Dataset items
|---|
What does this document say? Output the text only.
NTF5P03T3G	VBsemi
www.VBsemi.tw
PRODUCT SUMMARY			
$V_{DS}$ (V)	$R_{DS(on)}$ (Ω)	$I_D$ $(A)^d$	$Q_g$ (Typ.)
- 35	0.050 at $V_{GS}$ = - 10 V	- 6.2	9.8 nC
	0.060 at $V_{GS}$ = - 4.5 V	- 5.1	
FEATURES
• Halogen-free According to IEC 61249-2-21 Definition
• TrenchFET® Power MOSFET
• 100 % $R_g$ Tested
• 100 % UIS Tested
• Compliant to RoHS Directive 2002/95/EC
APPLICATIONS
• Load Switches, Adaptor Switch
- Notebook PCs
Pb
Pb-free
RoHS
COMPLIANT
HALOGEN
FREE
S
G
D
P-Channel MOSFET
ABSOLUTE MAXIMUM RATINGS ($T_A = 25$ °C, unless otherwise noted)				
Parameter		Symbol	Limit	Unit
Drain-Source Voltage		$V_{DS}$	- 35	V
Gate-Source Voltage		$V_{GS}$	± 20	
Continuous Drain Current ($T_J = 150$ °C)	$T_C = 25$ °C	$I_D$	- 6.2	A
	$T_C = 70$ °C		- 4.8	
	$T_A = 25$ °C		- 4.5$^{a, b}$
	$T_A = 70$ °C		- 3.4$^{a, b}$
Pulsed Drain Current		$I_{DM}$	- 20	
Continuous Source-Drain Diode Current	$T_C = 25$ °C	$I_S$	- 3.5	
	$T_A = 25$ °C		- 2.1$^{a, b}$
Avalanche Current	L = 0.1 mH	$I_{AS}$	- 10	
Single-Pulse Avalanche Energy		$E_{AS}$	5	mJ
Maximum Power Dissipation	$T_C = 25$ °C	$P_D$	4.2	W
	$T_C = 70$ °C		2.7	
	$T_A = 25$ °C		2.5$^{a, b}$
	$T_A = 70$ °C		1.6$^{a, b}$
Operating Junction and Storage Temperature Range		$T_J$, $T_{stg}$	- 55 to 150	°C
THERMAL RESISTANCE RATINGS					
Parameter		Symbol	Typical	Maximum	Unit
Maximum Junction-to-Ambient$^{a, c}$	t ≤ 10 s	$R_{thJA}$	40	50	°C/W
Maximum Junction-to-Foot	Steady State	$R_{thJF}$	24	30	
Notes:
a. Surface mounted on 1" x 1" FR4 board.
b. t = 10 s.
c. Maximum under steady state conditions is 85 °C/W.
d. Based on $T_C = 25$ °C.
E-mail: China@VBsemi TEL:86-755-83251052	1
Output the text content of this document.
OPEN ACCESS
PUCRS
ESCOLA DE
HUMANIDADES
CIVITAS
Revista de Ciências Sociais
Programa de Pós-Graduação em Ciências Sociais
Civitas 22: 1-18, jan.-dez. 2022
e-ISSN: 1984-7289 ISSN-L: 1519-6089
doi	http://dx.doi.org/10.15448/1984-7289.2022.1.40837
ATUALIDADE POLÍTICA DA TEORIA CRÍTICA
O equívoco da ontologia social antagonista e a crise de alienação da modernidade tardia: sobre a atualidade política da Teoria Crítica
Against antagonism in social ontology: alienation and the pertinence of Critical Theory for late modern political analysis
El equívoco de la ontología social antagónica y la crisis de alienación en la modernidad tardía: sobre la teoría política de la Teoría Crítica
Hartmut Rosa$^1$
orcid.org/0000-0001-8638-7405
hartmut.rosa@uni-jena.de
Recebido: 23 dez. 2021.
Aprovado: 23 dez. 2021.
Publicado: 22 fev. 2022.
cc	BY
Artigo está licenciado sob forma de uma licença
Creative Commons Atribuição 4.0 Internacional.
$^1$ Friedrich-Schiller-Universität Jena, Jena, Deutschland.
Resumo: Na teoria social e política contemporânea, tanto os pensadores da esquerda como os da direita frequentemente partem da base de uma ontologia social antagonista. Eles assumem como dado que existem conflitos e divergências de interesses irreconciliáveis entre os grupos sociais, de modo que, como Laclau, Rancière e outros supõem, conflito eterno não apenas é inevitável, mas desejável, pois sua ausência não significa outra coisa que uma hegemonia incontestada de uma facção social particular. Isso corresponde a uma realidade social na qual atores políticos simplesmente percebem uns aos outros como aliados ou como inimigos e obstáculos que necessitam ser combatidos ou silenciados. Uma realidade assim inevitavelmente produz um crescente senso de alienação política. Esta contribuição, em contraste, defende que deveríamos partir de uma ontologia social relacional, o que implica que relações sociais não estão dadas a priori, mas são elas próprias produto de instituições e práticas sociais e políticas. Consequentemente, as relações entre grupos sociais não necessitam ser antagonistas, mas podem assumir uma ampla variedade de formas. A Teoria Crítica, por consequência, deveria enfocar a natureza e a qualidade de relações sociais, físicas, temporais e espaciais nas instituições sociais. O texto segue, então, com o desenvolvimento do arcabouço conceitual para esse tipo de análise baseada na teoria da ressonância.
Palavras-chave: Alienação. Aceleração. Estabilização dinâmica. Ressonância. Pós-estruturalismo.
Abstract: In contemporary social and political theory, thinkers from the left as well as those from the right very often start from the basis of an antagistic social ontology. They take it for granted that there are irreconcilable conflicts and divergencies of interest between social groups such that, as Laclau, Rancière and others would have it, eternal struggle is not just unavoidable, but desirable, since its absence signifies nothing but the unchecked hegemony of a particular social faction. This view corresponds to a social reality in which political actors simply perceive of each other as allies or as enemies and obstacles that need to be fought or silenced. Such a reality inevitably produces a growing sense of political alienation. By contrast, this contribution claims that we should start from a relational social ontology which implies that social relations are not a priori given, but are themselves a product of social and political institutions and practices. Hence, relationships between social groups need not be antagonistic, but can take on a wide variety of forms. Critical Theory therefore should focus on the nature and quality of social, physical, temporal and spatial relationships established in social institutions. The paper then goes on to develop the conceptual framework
|---|
_Requirements_: Repeat the listing exactly, from its first line to its last.

_Result_:
What does this document say? Output the text only.
NTF5P03T3G	VBsemi
www.VBsemi.tw
PRODUCT SUMMARY			
$V_{DS}$ (V)	$R_{DS(on)}$ (Ω)	$I_D$ $(A)^d$	$Q_g$ (Typ.)
- 35	0.050 at $V_{GS}$ = - 10 V	- 6.2	9.8 nC
	0.060 at $V_{GS}$ = - 4.5 V	- 5.1	
FEATURES
• Halogen-free According to IEC 61249-2-21 Definition
• TrenchFET® Power MOSFET
• 100 % $R_g$ Tested
• 100 % UIS Tested
• Compliant to RoHS Directive 2002/95/EC
APPLICATIONS
• Load Switches, Adaptor Switch
- Notebook PCs
Pb
Pb-free
RoHS
COMPLIANT
HALOGEN
FREE
S
G
D
P-Channel MOSFET
ABSOLUTE MAXIMUM RATINGS ($T_A = 25$ °C, unless otherwise noted)				
Parameter		Symbol	Limit	Unit
Drain-Source Voltage		$V_{DS}$	- 35	V
Gate-Source Voltage		$V_{GS}$	± 20	
Continuous Drain Current ($T_J = 150$ °C)	$T_C = 25$ °C	$I_D$	- 6.2	A
	$T_C = 70$ °C		- 4.8	
	$T_A = 25$ °C		- 4.5$^{a, b}$
	$T_A = 70$ °C		- 3.4$^{a, b}$
Pulsed Drain Current		$I_{DM}$	- 20	
Continuous Source-Drain Diode Current	$T_C = 25$ °C	$I_S$	- 3.5	
	$T_A = 25$ °C		- 2.1$^{a, b}$
Avalanche Current	L = 0.1 mH	$I_{AS}$	- 10	
Single-Pulse Avalanche Energy		$E_{AS}$	5	mJ
Maximum Power Dissipation	$T_C = 25$ °C	$P_D$	4.2	W
	$T_C = 70$ °C		2.7	
	$T_A = 25$ °C		2.5$^{a, b}$
	$T_A = 70$ °C		1.6$^{a, b}$
Operating Junction and Storage Temperature Range		$T_J$, $T_{stg}$	- 55 to 150	°C
THERMAL RESISTANCE RATINGS					
Parameter		Symbol	Typical	Maximum	Unit
Maximum Junction-to-Ambient$^{a, c}$	t ≤ 10 s	$R_{thJA}$	40	50	°C/W
Maximum Junction-to-Foot	Steady State	$R_{thJF}$	24	30	
Notes:
a. Surface mounted on 1" x 1" FR4 board.
b. t = 10 s.
c. Maximum under steady state conditions is 85 °C/W.
d. Based on $T_C = 25$ °C.
E-mail: China@VBsemi TEL:86-755-83251052	1
Output the text content of this document.
OPEN ACCESS
PUCRS
ESCOLA DE
HUMANIDADES
CIVITAS
Revista de Ciências Sociais
Programa de Pós-Graduação em Ciências Sociais
Civitas 22: 1-18, jan.-dez. 2022
e-ISSN: 1984-7289 ISSN-L: 1519-6089
doi	http://dx.doi.org/10.15448/1984-7289.2022.1.40837
ATUALIDADE POLÍTICA DA TEORIA CRÍTICA
O equívoco da ontologia social antagonista e a crise de alienação da modernidade tardia: sobre a atualidade política da Teoria Crítica
Against antagonism in social ontology: alienation and the pertinence of Critical Theory for late modern political analysis
El equívoco de la ontología social antagónica y la crisis de alienación en la modernidad tardía: sobre la teoría política de la Teoría Crítica
Hartmut Rosa$^1$
orcid.org/0000-0001-8638-7405
hartmut.rosa@uni-jena.de
Recebido: 23 dez. 2021.
Aprovado: 23 dez. 2021.
Publicado: 22 fev. 2022.
cc	BY
Artigo está licenciado sob forma de uma licença
Creative Commons Atribuição 4.0 Internacional.
$^1$ Friedrich-Schiller-Universität Jena, Jena, Deutschland.
Resumo: Na teoria social e política contemporânea, tanto os pensadores da esquerda como os da direita frequentemente partem da base de uma ontologia social antagonista. Eles assumem como dado que existem conflitos e divergências de interesses irreconciliáveis entre os grupos sociais, de modo que, como Laclau, Rancière e outros supõem, conflito eterno não apenas é inevitável, mas desejável, pois sua ausência não significa outra coisa que uma hegemonia incontestada de uma facção social particular. Isso corresponde a uma realidade social na qual atores políticos simplesmente percebem uns aos outros como aliados ou como inimigos e obstáculos que necessitam ser combatidos ou silenciados. Uma realidade assim inevitavelmente produz um crescente senso de alienação política. Esta contribuição, em contraste, defende que deveríamos partir de uma ontologia social relacional, o que implica que relações sociais não estão dadas a priori, mas são elas próprias produto de instituições e práticas sociais e políticas. Consequentemente, as relações entre grupos sociais não necessitam ser antagonistas, mas podem assumir uma ampla variedade de formas. A Teoria Crítica, por consequência, deveria enfocar a natureza e a qualidade de relações sociais, físicas, temporais e espaciais nas instituições sociais. O texto segue, então, com o desenvolvimento do arcabouço conceitual para esse tipo de análise baseada na teoria da ressonância.
Palavras-chave: Alienação. Aceleração. Estabilização dinâmica. Ressonância. Pós-estruturalismo.
Abstract: In contemporary social and political theory, thinkers from the left as well as those from the right very often start from the basis of an antagistic social ontology. They take it for granted that there are irreconcilable conflicts and divergencies of interest between social groups such that, as Laclau, Rancière and others would have it, eternal struggle is not just unavoidable, but desirable, since its absence signifies nothing but the unchecked hegemony of a particular social faction. This view corresponds to a social reality in which political actors simply perceive of each other as allies or as enemies and obstacles that need to be fought or silenced. Such a reality inevitably produces a growing sense of political alienation. By contrast, this contribution claims that we should start from a relational social ontology which implies that social relations are not a priori given, but are themselves a product of social and political institutions and practices. Hence, relationships between social groups need not be antagonistic, but can take on a wide variety of forms. Critical Theory therefore should focus on the nature and quality of social, physical, temporal and spatial relationships established in social institutions. The paper then goes on to develop the conceptual framework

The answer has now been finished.